- **Requirements**: Scan the data below for the string "SWBC". Copy every line where it appears.

Stored entries:
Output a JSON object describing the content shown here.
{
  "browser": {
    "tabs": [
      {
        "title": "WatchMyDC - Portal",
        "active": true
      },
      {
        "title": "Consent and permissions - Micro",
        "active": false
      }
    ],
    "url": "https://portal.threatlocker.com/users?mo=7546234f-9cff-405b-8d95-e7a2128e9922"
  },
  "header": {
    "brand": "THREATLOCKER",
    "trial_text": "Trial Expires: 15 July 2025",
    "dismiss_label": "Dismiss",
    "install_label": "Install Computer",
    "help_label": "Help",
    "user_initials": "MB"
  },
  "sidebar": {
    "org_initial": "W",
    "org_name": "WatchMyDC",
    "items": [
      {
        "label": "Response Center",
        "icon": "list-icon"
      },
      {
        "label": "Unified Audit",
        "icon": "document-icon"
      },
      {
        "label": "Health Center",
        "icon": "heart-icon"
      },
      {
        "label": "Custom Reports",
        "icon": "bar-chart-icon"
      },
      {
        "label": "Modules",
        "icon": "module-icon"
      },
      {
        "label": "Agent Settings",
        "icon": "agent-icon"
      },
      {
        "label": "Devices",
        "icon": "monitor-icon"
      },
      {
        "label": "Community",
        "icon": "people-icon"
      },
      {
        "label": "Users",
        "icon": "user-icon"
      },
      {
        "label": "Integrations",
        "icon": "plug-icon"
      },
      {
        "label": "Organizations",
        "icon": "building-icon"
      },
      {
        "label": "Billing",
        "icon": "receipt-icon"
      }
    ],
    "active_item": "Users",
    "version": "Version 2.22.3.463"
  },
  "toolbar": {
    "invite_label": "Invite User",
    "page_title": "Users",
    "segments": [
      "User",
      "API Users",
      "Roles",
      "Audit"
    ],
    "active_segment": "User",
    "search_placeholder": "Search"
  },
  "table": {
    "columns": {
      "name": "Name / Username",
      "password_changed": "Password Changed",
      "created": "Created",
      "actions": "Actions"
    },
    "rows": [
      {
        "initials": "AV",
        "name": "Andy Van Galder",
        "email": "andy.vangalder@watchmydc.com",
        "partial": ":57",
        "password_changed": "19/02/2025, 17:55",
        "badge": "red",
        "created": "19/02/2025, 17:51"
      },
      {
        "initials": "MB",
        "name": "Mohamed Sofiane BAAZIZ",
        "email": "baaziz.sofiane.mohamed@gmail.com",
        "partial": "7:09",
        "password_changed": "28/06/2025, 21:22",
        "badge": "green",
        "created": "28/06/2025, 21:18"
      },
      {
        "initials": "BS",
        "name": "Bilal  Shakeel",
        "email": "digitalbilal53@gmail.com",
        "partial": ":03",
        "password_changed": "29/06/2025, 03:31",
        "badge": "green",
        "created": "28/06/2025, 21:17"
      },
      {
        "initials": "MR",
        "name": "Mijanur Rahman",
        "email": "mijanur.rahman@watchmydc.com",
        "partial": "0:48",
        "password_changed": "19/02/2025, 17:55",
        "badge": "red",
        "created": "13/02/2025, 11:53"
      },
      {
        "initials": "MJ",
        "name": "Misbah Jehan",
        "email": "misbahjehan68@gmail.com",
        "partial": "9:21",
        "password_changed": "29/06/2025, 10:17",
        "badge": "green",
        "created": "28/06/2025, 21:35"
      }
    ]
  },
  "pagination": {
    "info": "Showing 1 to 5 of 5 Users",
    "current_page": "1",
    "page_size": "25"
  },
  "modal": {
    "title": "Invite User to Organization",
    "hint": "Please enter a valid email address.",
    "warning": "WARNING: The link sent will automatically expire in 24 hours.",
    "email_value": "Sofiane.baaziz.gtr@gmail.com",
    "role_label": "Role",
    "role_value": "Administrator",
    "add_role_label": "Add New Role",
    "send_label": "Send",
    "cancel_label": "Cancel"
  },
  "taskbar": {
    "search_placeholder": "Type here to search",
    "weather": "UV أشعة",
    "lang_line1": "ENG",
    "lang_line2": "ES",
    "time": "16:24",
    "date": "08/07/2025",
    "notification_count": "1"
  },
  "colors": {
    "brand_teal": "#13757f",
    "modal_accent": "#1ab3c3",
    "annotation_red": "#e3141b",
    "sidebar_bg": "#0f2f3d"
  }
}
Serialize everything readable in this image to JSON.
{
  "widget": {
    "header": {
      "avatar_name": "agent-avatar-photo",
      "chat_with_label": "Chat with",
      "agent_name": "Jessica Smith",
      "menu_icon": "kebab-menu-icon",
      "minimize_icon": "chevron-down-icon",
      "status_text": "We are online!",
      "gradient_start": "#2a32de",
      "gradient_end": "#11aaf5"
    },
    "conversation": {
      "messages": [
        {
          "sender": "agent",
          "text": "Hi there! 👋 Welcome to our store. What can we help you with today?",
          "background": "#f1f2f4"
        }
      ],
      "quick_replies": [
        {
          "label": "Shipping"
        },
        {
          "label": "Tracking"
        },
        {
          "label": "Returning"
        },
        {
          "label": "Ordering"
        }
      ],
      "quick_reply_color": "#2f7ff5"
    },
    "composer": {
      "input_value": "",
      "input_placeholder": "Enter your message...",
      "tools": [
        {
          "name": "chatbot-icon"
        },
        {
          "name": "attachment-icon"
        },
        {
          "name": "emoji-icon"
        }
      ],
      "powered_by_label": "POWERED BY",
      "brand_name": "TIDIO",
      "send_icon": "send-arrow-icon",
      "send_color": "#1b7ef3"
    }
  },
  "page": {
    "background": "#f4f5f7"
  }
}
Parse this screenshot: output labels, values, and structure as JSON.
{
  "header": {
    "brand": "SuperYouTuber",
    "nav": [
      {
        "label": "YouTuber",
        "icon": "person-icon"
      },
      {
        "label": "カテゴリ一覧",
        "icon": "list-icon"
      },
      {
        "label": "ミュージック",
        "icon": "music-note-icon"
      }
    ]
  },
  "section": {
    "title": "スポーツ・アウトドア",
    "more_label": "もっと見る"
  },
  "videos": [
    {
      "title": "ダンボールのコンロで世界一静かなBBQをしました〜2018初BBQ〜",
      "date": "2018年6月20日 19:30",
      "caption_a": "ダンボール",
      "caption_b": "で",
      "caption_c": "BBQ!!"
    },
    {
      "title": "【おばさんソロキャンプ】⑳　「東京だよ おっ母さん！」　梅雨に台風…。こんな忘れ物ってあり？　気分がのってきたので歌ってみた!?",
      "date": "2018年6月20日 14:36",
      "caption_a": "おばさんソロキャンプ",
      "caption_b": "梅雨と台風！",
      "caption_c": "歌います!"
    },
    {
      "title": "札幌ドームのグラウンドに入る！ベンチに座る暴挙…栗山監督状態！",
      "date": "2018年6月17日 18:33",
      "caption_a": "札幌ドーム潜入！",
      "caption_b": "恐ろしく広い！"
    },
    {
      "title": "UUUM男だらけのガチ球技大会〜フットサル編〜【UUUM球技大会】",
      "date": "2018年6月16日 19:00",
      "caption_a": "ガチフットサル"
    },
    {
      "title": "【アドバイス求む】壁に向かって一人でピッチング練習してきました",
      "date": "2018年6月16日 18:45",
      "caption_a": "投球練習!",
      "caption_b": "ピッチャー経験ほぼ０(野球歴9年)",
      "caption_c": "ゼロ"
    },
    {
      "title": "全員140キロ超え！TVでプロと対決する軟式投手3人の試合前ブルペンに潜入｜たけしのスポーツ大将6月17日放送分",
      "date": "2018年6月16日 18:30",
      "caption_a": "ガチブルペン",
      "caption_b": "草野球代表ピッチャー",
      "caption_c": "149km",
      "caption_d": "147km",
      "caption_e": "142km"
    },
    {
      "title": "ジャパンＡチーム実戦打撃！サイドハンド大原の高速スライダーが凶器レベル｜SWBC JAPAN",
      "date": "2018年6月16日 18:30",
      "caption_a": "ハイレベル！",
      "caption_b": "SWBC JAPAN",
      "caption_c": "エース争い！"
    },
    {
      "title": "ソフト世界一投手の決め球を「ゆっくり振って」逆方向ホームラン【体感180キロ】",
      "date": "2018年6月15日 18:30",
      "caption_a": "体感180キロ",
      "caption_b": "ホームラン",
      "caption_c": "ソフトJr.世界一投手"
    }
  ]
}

- **Solution to this problem**:
      "title": "ジャパンＡチーム実戦打撃！サイドハンド大原の高速スライダーが凶器レベル｜SWBC JAPAN",
      "caption_b": "SWBC JAPAN",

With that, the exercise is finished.